PROBLEM STATEMENT: Retype all the records with nothing changed.

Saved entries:
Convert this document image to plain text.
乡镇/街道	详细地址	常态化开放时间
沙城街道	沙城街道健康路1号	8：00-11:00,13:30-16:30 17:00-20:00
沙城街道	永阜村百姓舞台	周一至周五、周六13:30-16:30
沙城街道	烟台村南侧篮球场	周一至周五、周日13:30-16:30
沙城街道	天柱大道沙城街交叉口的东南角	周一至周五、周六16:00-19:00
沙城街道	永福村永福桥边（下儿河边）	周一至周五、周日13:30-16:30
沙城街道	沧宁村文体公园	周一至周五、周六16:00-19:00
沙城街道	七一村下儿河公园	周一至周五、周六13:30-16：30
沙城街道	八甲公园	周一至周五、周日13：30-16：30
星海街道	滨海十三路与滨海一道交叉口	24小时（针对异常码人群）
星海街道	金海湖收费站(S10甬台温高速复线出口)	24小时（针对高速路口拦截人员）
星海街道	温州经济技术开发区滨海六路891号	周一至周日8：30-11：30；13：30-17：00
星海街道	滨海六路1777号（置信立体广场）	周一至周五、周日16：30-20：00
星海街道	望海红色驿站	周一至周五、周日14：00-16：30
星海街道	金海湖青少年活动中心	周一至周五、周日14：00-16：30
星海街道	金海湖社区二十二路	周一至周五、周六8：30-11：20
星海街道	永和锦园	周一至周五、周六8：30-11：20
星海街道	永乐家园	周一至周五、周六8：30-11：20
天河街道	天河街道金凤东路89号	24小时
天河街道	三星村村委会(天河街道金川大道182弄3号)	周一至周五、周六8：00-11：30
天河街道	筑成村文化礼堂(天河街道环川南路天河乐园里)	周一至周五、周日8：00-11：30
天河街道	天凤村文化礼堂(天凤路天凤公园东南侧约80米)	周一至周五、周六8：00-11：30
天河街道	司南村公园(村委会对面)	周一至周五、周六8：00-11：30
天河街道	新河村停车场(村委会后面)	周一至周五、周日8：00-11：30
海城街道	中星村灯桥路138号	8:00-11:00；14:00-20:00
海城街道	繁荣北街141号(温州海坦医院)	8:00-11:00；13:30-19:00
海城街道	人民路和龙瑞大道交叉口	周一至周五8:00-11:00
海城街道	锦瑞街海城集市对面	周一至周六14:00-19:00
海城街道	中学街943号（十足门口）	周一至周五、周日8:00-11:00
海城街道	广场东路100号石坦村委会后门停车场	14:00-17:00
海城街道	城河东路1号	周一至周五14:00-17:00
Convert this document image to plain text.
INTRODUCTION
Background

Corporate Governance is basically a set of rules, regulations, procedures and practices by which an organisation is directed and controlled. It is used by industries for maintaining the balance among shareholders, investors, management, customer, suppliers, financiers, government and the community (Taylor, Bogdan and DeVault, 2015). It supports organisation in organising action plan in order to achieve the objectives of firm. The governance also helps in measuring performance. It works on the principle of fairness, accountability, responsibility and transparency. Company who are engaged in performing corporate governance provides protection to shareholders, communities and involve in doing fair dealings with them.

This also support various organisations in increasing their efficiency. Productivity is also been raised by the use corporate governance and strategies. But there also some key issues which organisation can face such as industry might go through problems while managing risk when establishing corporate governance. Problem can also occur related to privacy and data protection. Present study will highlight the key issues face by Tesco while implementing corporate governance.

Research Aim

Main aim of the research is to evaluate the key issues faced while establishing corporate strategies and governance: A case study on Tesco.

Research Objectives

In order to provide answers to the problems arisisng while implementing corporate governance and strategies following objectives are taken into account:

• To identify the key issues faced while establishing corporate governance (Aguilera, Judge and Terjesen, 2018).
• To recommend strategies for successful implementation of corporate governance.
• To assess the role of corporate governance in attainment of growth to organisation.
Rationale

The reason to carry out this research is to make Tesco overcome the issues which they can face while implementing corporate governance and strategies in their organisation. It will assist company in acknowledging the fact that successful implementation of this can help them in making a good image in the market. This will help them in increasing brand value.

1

RESULT:
Convert this document image to plain text.
乡镇/街道	详细地址	常态化开放时间
沙城街道	沙城街道健康路1号	8：00-11:00,13:30-16:30 17:00-20:00
沙城街道	永阜村百姓舞台	周一至周五、周六13:30-16:30
沙城街道	烟台村南侧篮球场	周一至周五、周日13:30-16:30
沙城街道	天柱大道沙城街交叉口的东南角	周一至周五、周六16:00-19:00
沙城街道	永福村永福桥边（下儿河边）	周一至周五、周日13:30-16:30
沙城街道	沧宁村文体公园	周一至周五、周六16:00-19:00
沙城街道	七一村下儿河公园	周一至周五、周六13:30-16：30
沙城街道	八甲公园	周一至周五、周日13：30-16：30
星海街道	滨海十三路与滨海一道交叉口	24小时（针对异常码人群）
星海街道	金海湖收费站(S10甬台温高速复线出口)	24小时（针对高速路口拦截人员）
星海街道	温州经济技术开发区滨海六路891号	周一至周日8：30-11：30；13：30-17：00
星海街道	滨海六路1777号（置信立体广场）	周一至周五、周日16：30-20：00
星海街道	望海红色驿站	周一至周五、周日14：00-16：30
星海街道	金海湖青少年活动中心	周一至周五、周日14：00-16：30
星海街道	金海湖社区二十二路	周一至周五、周六8：30-11：20
星海街道	永和锦园	周一至周五、周六8：30-11：20
星海街道	永乐家园	周一至周五、周六8：30-11：20
天河街道	天河街道金凤东路89号	24小时
天河街道	三星村村委会(天河街道金川大道182弄3号)	周一至周五、周六8：00-11：30
天河街道	筑成村文化礼堂(天河街道环川南路天河乐园里)	周一至周五、周日8：00-11：30
天河街道	天凤村文化礼堂(天凤路天凤公园东南侧约80米)	周一至周五、周六8：00-11：30
天河街道	司南村公园(村委会对面)	周一至周五、周六8：00-11：30
天河街道	新河村停车场(村委会后面)	周一至周五、周日8：00-11：30
海城街道	中星村灯桥路138号	8:00-11:00；14:00-20:00
海城街道	繁荣北街141号(温州海坦医院)	8:00-11:00；13:30-19:00
海城街道	人民路和龙瑞大道交叉口	周一至周五8:00-11:00
海城街道	锦瑞街海城集市对面	周一至周六14:00-19:00
海城街道	中学街943号（十足门口）	周一至周五、周日8:00-11:00
海城街道	广场东路100号石坦村委会后门停车场	14:00-17:00
海城街道	城河东路1号	周一至周五14:00-17:00
Convert this document image to plain text.
INTRODUCTION
Background

Corporate Governance is basically a set of rules, regulations, procedures and practices by which an organisation is directed and controlled. It is used by industries for maintaining the balance among shareholders, investors, management, customer, suppliers, financiers, government and the community (Taylor, Bogdan and DeVault, 2015). It supports organisation in organising action plan in order to achieve the objectives of firm. The governance also helps in measuring performance. It works on the principle of fairness, accountability, responsibility and transparency. Company who are engaged in performing corporate governance provides protection to shareholders, communities and involve in doing fair dealings with them.

This also support various organisations in increasing their efficiency. Productivity is also been raised by the use corporate governance and strategies. But there also some key issues which organisation can face such as industry might go through problems while managing risk when establishing corporate governance. Problem can also occur related to privacy and data protection. Present study will highlight the key issues face by Tesco while implementing corporate governance.

Research Aim

Main aim of the research is to evaluate the key issues faced while establishing corporate strategies and governance: A case study on Tesco.

Research Objectives

In order to provide answers to the problems arisisng while implementing corporate governance and strategies following objectives are taken into account:

• To identify the key issues faced while establishing corporate governance (Aguilera, Judge and Terjesen, 2018).
• To recommend strategies for successful implementation of corporate governance.
• To assess the role of corporate governance in attainment of growth to organisation.
Rationale

The reason to carry out this research is to make Tesco overcome the issues which they can face while implementing corporate governance and strategies in their organisation. It will assist company in acknowledging the fact that successful implementation of this can help them in making a good image in the market. This will help them in increasing brand value.

1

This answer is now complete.